* _TASK DETAILS_
Read the records below. Copy each line where the string "pointer" occurs.
-- RECORDED INFORMATION start --
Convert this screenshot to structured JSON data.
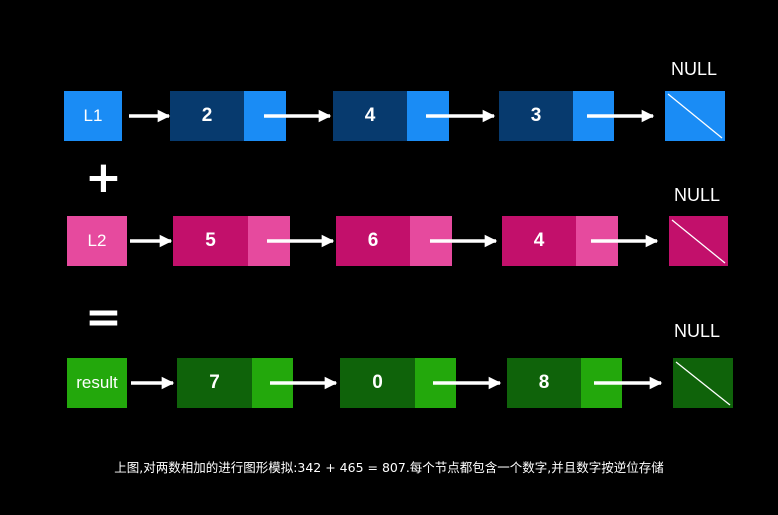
{
  "lists": [
    {
      "head_label": "L1",
      "values": [
        "2",
        "4",
        "3"
      ],
      "null_label": "NULL",
      "colors": {
        "head": "#1a8cf5",
        "node": "#073a6e",
        "pointer": "#1a8cf5",
        "null_box": "#1a8cf5"
      }
    },
    {
      "head_label": "L2",
      "values": [
        "5",
        "6",
        "4"
      ],
      "null_label": "NULL",
      "colors": {
        "head": "#e64a9e",
        "node": "#c2106b",
        "pointer": "#e64a9e",
        "null_box": "#c2106b"
      }
    },
    {
      "head_label": "result",
      "values": [
        "7",
        "0",
        "8"
      ],
      "null_label": "NULL",
      "colors": {
        "head": "#23a80c",
        "node": "#0f630a",
        "pointer": "#23a80c",
        "null_box": "#0f630a"
      }
    }
  ],
  "operators": {
    "plus": "+",
    "equals": "="
  },
  "caption": "上图,对两数相加的进行图形模拟:342 + 465 = 807.每个节点都包含一个数字,并且数字按逆位存储"
}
-- RECORDED INFORMATION end --
* _EXPECTED ANSWER_
        "pointer": "#1a8cf5",
        "pointer": "#e64a9e",
        "pointer": "#23a80c",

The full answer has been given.